EXERCISE OBJECTIVE: For each line of the data below that holds "unfit", copy the line.
>> BEGIN SUPPLIED MATERIAL
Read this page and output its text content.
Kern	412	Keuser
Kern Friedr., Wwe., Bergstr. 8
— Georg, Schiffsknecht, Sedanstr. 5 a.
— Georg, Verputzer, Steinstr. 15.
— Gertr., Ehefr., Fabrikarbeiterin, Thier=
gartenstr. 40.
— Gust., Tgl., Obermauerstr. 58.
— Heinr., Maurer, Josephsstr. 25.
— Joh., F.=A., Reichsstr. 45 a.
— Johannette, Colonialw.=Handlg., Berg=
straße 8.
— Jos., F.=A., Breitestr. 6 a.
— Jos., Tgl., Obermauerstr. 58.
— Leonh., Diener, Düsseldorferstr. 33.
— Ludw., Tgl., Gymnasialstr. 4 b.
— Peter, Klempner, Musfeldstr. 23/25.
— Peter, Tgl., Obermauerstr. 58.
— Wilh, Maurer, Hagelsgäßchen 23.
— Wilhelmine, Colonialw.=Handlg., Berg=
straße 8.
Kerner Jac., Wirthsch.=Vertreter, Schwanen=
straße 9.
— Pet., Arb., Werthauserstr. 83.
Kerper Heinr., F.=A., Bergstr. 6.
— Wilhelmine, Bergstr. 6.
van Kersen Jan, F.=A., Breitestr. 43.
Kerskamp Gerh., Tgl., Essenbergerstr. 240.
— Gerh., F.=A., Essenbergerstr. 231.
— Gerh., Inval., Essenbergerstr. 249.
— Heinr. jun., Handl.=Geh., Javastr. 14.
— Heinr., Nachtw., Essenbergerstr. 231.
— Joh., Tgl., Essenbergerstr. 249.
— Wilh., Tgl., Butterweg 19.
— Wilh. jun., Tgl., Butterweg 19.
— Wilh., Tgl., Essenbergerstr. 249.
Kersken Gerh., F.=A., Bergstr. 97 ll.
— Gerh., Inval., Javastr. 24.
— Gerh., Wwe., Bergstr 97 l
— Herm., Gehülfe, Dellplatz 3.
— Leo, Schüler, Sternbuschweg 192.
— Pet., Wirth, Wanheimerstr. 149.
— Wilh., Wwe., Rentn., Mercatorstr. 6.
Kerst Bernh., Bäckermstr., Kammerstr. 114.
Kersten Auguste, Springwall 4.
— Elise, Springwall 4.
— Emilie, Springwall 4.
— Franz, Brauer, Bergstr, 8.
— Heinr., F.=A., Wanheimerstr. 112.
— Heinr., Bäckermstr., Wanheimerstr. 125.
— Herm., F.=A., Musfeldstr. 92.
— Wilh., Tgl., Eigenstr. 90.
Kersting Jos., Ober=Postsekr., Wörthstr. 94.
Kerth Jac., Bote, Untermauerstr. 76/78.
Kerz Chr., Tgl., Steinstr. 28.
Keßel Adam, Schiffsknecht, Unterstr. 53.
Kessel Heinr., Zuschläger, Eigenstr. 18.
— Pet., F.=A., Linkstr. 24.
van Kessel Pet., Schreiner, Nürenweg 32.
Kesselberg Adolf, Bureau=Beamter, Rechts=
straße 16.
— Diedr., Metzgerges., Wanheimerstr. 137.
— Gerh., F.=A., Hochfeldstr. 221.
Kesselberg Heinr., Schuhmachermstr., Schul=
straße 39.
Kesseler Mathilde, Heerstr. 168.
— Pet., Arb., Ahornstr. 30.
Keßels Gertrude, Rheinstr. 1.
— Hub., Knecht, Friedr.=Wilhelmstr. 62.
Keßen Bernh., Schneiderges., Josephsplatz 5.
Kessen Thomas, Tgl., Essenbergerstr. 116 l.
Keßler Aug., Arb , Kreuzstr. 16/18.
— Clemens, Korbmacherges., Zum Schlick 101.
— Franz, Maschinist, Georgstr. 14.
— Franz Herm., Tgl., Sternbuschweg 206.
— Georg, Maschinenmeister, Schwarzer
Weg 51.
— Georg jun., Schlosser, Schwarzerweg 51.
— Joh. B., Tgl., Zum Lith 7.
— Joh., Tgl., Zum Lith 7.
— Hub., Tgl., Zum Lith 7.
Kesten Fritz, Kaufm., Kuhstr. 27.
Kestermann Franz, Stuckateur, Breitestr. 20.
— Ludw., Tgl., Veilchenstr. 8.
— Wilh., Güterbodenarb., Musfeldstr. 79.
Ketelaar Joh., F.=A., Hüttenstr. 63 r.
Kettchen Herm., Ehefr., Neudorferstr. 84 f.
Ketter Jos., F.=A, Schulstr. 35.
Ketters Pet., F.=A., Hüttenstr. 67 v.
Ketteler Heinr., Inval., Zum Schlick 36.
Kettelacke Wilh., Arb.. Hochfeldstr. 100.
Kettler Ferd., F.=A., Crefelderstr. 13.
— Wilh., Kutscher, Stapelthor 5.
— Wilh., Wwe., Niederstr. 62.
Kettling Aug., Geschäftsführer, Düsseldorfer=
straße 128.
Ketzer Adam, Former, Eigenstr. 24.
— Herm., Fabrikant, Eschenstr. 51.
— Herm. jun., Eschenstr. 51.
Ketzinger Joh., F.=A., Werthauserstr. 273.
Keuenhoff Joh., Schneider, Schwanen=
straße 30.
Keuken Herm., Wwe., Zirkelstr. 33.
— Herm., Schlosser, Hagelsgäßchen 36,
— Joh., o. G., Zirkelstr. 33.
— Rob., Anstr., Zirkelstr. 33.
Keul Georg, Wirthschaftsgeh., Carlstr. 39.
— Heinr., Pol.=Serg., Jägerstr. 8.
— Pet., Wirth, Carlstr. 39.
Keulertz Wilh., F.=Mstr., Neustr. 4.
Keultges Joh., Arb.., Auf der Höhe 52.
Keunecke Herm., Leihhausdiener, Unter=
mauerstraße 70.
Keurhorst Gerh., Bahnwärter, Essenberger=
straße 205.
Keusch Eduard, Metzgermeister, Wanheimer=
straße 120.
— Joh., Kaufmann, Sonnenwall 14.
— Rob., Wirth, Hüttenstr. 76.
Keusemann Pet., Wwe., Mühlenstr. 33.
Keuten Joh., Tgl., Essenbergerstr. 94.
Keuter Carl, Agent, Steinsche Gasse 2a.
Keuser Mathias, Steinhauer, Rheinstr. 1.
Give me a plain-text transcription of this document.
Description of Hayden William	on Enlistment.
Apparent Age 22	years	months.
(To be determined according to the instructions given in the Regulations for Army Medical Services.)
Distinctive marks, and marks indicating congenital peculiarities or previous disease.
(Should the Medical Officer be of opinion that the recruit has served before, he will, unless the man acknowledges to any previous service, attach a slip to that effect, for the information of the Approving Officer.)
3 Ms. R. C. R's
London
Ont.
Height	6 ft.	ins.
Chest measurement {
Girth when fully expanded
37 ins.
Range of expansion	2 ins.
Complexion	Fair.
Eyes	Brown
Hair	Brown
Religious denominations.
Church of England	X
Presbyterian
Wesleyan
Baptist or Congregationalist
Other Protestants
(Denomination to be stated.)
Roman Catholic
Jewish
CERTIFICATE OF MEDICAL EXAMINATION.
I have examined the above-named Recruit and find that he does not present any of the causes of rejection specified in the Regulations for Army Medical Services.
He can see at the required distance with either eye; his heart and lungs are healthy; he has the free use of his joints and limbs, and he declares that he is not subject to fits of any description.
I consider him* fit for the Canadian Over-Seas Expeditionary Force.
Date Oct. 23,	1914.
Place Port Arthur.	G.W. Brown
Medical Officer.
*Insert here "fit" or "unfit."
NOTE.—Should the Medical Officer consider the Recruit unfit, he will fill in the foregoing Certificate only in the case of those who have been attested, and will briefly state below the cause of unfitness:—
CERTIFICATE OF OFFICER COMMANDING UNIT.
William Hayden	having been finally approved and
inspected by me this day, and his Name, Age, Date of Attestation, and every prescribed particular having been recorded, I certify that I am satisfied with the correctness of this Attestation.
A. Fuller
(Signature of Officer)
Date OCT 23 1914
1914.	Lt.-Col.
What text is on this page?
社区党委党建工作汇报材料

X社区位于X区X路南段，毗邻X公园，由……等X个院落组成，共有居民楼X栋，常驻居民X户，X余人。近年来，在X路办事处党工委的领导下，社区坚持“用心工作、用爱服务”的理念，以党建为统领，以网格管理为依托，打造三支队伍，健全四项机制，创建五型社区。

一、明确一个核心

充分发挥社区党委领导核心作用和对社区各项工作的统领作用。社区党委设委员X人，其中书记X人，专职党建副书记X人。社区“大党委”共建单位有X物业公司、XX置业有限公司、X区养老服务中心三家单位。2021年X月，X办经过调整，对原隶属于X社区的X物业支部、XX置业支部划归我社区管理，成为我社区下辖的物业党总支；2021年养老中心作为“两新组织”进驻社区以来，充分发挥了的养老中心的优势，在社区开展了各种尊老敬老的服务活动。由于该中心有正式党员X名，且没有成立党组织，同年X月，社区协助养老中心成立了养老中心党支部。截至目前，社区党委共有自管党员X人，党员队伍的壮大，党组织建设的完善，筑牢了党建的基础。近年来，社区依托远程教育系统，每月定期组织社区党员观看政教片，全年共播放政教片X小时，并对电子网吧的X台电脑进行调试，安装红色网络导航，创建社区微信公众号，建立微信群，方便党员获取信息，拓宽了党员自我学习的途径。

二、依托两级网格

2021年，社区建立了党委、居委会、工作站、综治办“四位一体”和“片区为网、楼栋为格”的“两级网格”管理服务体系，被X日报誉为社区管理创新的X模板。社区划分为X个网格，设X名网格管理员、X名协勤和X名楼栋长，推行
>> END SUPPLIED MATERIAL
RESPONSE:
*Insert here "fit" or "unfit."
NOTE.—Should the Medical Officer consider the Recruit unfit, he will fill in the foregoing Certificate only in the case of those who have been attested, and will briefly state below the cause of unfitness:—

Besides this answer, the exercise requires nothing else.